__Haz esto__: Copia sin cambios las líneas que van desde la primera hasta la que contiene "svg-text:4,470: 4,470 — [433, 395, 441, 399]", ambas incluidas.

------------------------------

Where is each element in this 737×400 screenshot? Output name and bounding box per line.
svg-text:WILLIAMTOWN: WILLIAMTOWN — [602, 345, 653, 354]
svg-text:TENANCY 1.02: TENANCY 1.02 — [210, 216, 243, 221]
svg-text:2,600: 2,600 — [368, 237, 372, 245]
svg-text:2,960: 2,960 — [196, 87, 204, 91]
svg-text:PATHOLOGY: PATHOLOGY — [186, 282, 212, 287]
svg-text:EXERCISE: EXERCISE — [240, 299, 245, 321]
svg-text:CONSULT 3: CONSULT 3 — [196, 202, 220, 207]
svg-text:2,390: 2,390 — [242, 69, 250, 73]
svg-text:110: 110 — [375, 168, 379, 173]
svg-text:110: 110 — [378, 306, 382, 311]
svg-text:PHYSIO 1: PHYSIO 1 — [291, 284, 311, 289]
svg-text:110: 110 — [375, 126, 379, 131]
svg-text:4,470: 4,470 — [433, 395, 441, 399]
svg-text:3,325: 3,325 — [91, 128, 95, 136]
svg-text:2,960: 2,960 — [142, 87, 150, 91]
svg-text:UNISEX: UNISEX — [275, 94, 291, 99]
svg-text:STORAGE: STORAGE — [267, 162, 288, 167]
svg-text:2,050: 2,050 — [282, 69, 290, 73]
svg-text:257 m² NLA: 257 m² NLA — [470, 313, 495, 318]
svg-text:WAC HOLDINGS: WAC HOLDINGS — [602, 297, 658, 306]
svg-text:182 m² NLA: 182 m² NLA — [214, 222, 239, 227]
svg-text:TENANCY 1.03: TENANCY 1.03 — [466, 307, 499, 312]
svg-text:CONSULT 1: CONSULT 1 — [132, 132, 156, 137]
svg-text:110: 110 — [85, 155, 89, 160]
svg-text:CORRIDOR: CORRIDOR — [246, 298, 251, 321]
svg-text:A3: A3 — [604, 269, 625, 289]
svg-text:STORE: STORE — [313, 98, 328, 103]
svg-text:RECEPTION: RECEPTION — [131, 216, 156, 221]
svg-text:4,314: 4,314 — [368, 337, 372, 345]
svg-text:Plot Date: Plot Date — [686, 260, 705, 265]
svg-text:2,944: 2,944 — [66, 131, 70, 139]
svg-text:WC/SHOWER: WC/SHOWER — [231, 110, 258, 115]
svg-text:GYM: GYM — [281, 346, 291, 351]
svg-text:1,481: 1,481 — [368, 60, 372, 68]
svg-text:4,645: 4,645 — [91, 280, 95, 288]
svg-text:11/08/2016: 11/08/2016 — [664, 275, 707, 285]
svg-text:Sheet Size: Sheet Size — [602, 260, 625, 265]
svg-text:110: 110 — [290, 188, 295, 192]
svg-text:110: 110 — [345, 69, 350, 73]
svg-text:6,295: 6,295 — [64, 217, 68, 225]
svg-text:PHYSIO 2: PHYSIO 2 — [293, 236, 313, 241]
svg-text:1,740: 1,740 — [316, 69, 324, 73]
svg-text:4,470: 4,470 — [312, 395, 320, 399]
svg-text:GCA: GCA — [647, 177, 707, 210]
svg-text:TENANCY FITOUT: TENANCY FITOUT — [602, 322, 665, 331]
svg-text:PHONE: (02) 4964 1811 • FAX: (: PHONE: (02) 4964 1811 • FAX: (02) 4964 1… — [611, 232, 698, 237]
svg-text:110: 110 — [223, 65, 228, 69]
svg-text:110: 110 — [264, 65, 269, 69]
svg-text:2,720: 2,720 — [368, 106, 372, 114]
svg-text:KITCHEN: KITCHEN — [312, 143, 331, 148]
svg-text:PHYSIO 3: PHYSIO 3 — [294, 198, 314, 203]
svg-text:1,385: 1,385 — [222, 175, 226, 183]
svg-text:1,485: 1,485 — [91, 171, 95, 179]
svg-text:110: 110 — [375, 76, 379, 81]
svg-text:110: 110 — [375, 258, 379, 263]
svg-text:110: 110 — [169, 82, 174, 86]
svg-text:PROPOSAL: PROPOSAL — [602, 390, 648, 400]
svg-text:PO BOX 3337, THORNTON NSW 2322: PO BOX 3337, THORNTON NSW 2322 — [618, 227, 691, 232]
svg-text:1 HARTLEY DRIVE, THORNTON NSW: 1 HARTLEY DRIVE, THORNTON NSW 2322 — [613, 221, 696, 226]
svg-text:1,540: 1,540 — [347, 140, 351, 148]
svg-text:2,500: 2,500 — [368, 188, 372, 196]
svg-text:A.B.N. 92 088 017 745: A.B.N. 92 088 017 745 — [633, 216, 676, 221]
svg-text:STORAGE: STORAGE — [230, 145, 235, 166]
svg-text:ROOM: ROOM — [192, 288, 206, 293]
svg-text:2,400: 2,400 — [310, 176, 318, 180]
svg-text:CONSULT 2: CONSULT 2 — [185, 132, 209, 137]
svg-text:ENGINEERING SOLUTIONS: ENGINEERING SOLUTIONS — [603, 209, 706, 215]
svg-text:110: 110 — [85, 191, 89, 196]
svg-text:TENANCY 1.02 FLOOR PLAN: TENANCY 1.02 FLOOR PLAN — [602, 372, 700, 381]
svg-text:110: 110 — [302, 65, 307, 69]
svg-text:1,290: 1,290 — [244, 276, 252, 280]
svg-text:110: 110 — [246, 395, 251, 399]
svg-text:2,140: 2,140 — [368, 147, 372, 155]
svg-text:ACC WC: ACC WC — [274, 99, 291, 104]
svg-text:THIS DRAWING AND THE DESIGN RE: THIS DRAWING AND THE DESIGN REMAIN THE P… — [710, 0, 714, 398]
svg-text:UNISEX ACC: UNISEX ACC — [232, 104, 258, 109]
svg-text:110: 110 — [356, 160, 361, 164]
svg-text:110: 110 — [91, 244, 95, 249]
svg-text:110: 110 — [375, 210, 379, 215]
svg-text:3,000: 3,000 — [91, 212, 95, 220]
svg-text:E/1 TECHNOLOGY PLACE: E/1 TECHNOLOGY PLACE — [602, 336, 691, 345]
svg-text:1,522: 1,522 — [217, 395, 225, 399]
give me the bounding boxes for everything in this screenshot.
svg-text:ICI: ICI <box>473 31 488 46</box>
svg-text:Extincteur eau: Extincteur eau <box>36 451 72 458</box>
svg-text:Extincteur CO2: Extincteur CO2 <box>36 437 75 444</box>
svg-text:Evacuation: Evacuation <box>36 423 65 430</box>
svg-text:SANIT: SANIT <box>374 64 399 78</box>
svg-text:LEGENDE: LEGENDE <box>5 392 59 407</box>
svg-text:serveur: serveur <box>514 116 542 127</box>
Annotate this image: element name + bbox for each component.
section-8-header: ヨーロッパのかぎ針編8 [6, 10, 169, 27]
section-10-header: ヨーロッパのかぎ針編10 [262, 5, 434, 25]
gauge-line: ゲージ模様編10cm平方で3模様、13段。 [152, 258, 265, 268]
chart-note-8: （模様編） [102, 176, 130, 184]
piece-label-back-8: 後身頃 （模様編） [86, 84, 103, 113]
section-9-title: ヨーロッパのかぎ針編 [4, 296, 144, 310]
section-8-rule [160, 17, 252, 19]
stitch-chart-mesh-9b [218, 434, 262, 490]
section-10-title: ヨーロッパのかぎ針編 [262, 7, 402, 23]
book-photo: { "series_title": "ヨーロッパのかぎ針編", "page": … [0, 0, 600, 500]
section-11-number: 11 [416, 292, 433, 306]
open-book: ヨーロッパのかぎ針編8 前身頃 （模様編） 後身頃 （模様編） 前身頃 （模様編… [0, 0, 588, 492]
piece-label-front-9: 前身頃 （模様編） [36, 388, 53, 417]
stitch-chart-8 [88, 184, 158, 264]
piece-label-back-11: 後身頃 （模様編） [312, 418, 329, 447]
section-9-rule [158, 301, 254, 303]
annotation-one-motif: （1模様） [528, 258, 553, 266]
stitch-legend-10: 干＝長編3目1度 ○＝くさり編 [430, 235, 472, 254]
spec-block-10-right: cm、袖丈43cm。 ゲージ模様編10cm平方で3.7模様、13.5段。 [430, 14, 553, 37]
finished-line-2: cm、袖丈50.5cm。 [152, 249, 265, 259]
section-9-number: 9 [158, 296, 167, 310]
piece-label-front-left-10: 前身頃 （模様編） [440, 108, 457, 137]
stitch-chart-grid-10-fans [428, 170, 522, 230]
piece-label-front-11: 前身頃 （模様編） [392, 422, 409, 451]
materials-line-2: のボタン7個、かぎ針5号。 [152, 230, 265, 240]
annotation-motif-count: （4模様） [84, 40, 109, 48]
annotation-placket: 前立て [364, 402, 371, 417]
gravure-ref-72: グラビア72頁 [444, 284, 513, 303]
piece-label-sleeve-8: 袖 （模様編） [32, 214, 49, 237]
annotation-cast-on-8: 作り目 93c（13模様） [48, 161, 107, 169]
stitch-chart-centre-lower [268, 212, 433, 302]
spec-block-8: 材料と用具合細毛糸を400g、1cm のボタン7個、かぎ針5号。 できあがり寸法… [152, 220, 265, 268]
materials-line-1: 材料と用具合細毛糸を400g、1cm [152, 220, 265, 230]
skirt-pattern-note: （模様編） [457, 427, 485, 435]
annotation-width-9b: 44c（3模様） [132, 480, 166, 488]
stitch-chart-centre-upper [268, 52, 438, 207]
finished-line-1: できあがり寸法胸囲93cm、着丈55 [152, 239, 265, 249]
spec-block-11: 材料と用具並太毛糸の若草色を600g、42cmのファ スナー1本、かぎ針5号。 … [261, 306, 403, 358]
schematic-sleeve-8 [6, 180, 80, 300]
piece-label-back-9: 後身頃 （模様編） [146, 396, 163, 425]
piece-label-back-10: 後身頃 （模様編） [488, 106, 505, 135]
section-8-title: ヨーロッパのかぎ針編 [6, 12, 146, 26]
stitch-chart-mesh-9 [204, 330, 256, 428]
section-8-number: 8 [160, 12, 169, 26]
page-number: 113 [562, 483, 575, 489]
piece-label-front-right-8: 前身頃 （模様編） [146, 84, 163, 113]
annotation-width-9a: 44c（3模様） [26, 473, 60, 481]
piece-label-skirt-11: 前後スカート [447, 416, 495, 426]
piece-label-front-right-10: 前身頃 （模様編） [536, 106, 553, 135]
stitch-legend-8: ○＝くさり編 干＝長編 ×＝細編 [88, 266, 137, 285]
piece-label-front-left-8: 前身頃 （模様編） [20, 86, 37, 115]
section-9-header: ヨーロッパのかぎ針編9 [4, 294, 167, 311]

------------------------------

__Resultado del ejercicio__:
Where is each element in this 737×400 screenshot? Output name and bounding box per line.
svg-text:WILLIAMTOWN: WILLIAMTOWN — [602, 345, 653, 354]
svg-text:TENANCY 1.02: TENANCY 1.02 — [210, 216, 243, 221]
svg-text:2,600: 2,600 — [368, 237, 372, 245]
svg-text:2,960: 2,960 — [196, 87, 204, 91]
svg-text:PATHOLOGY: PATHOLOGY — [186, 282, 212, 287]
svg-text:EXERCISE: EXERCISE — [240, 299, 245, 321]
svg-text:CONSULT 3: CONSULT 3 — [196, 202, 220, 207]
svg-text:2,390: 2,390 — [242, 69, 250, 73]
svg-text:110: 110 — [375, 168, 379, 173]
svg-text:110: 110 — [378, 306, 382, 311]
svg-text:PHYSIO 1: PHYSIO 1 — [291, 284, 311, 289]
svg-text:110: 110 — [375, 126, 379, 131]
svg-text:4,470: 4,470 — [433, 395, 441, 399]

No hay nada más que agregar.